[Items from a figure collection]
((

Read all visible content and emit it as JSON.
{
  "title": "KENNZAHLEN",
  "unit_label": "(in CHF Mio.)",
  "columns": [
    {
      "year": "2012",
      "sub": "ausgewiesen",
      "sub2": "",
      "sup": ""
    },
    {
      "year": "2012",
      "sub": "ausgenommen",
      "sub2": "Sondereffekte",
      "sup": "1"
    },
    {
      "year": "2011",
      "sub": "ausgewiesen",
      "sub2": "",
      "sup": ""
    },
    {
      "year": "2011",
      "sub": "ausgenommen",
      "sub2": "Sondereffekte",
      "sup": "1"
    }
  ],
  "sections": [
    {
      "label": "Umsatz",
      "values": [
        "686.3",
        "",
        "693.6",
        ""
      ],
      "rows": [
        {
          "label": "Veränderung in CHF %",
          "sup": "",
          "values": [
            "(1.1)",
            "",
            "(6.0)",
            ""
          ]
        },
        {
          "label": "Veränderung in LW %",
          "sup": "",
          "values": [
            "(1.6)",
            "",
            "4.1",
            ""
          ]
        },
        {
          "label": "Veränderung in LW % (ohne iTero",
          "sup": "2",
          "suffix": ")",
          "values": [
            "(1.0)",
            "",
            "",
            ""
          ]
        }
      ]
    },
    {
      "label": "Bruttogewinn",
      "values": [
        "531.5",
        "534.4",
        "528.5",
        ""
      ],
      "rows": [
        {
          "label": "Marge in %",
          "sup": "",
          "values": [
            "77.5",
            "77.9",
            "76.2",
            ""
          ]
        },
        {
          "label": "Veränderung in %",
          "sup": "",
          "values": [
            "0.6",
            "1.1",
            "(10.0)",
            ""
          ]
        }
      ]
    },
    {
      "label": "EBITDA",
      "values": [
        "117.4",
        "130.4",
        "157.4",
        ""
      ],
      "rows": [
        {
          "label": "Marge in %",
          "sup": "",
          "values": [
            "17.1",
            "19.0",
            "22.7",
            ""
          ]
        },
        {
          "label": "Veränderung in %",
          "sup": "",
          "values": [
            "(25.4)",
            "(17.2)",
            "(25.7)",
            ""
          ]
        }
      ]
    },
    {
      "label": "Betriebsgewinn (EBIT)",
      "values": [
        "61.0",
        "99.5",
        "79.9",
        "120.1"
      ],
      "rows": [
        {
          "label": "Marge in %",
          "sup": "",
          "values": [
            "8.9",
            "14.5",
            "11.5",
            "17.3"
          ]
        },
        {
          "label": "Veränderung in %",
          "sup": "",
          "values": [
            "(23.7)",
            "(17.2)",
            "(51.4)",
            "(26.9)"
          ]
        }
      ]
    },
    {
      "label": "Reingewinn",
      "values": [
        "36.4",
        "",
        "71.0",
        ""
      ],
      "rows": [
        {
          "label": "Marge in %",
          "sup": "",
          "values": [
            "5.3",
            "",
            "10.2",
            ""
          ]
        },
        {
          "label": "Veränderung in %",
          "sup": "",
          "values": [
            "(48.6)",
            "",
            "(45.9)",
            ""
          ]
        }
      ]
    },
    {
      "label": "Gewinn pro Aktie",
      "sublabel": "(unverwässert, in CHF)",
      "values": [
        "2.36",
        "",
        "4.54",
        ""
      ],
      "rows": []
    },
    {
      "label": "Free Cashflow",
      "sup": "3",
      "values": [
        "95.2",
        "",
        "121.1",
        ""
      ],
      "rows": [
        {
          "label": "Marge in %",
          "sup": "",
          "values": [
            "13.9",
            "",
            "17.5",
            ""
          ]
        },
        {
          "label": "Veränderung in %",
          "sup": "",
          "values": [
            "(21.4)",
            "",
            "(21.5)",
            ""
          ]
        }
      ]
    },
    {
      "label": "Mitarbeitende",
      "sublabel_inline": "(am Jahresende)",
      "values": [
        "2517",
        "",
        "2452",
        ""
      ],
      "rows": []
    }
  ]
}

))

Exercise description: Please copy out the data above exactly.

Output:
Read all visible content and emit it as JSON.
{
  "title": "KENNZAHLEN",
  "unit_label": "(in CHF Mio.)",
  "columns": [
    {
      "year": "2012",
      "sub": "ausgewiesen",
      "sub2": "",
      "sup": ""
    },
    {
      "year": "2012",
      "sub": "ausgenommen",
      "sub2": "Sondereffekte",
      "sup": "1"
    },
    {
      "year": "2011",
      "sub": "ausgewiesen",
      "sub2": "",
      "sup": ""
    },
    {
      "year": "2011",
      "sub": "ausgenommen",
      "sub2": "Sondereffekte",
      "sup": "1"
    }
  ],
  "sections": [
    {
      "label": "Umsatz",
      "values": [
        "686.3",
        "",
        "693.6",
        ""
      ],
      "rows": [
        {
          "label": "Veränderung in CHF %",
          "sup": "",
          "values": [
            "(1.1)",
            "",
            "(6.0)",
            ""
          ]
        },
        {
          "label": "Veränderung in LW %",
          "sup": "",
          "values": [
            "(1.6)",
            "",
            "4.1",
            ""
          ]
        },
        {
          "label": "Veränderung in LW % (ohne iTero",
          "sup": "2",
          "suffix": ")",
          "values": [
            "(1.0)",
            "",
            "",
            ""
          ]
        }
      ]
    },
    {
      "label": "Bruttogewinn",
      "values": [
        "531.5",
        "534.4",
        "528.5",
        ""
      ],
      "rows": [
        {
          "label": "Marge in %",
          "sup": "",
          "values": [
            "77.5",
            "77.9",
            "76.2",
            ""
          ]
        },
        {
          "label": "Veränderung in %",
          "sup": "",
          "values": [
            "0.6",
            "1.1",
            "(10.0)",
            ""
          ]
        }
      ]
    },
    {
      "label": "EBITDA",
      "values": [
        "117.4",
        "130.4",
        "157.4",
        ""
      ],
      "rows": [
        {
          "label": "Marge in %",
          "sup": "",
          "values": [
            "17.1",
            "19.0",
            "22.7",
            ""
          ]
        },
        {
          "label": "Veränderung in %",
          "sup": "",
          "values": [
            "(25.4)",
            "(17.2)",
            "(25.7)",
            ""
          ]
        }
      ]
    },
    {
      "label": "Betriebsgewinn (EBIT)",
      "values": [
        "61.0",
        "99.5",
        "79.9",
        "120.1"
      ],
      "rows": [
        {
          "label": "Marge in %",
          "sup": "",
          "values": [
            "8.9",
            "14.5",
            "11.5",
            "17.3"
          ]
        },
        {
          "label": "Veränderung in %",
          "sup": "",
          "values": [
            "(23.7)",
            "(17.2)",
            "(51.4)",
            "(26.9)"
          ]
        }
      ]
    },
    {
      "label": "Reingewinn",
      "values": [
        "36.4",
        "",
        "71.0",
        ""
      ],
      "rows": [
        {
          "label": "Marge in %",
          "sup": "",
          "values": [
            "5.3",
            "",
            "10.2",
            ""
          ]
        },
        {
          "label": "Veränderung in %",
          "sup": "",
          "values": [
            "(48.6)",
            "",
            "(45.9)",
            ""
          ]
        }
      ]
    },
    {
      "label": "Gewinn pro Aktie",
      "sublabel": "(unverwässert, in CHF)",
      "values": [
        "2.36",
        "",
        "4.54",
        ""
      ],
      "rows": []
    },
    {
      "label": "Free Cashflow",
      "sup": "3",
      "values": [
        "95.2",
        "",
        "121.1",
        ""
      ],
      "rows": [
        {
          "label": "Marge in %",
          "sup": "",
          "values": [
            "13.9",
            "",
            "17.5",
            ""
          ]
        },
        {
          "label": "Veränderung in %",
          "sup": "",
          "values": [
            "(21.4)",
            "",
            "(21.5)",
            ""
          ]
        }
      ]
    },
    {
      "label": "Mitarbeitende",
      "sublabel_inline": "(am Jahresende)",
      "values": [
        "2517",
        "",
        "2452",
        ""
      ],
      "rows": []
    }
  ]
}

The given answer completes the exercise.